* **Written exercise**
Search the listing for the string "uniforme" and copy every line that contains it.

========================================================================

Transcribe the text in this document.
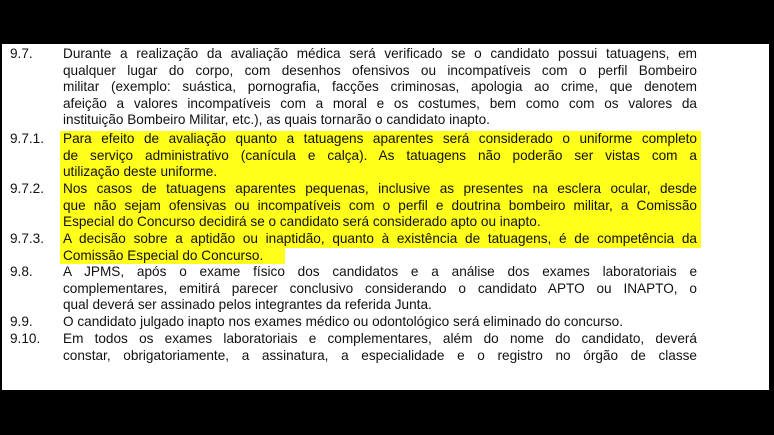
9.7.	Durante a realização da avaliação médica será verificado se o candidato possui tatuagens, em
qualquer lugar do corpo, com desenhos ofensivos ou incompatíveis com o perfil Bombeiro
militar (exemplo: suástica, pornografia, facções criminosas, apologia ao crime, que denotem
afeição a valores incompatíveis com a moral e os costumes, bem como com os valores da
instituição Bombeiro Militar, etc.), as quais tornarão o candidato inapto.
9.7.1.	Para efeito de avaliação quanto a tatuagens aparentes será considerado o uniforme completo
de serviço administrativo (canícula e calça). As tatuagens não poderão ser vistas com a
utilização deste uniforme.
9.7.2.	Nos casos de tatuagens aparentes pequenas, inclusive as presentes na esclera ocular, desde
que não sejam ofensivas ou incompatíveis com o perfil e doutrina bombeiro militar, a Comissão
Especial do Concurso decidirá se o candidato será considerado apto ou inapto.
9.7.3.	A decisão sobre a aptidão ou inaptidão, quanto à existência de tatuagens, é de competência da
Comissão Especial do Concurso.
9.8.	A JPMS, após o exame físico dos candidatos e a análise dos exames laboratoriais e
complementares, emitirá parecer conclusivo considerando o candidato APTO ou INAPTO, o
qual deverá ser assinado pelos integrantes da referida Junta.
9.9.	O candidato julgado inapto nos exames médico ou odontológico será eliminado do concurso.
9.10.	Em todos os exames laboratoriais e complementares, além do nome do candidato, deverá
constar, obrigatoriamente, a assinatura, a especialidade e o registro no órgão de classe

========================================================================

* **Exercise answer**
9.7.1.	Para efeito de avaliação quanto a tatuagens aparentes será considerado o uniforme completo
utilização deste uniforme.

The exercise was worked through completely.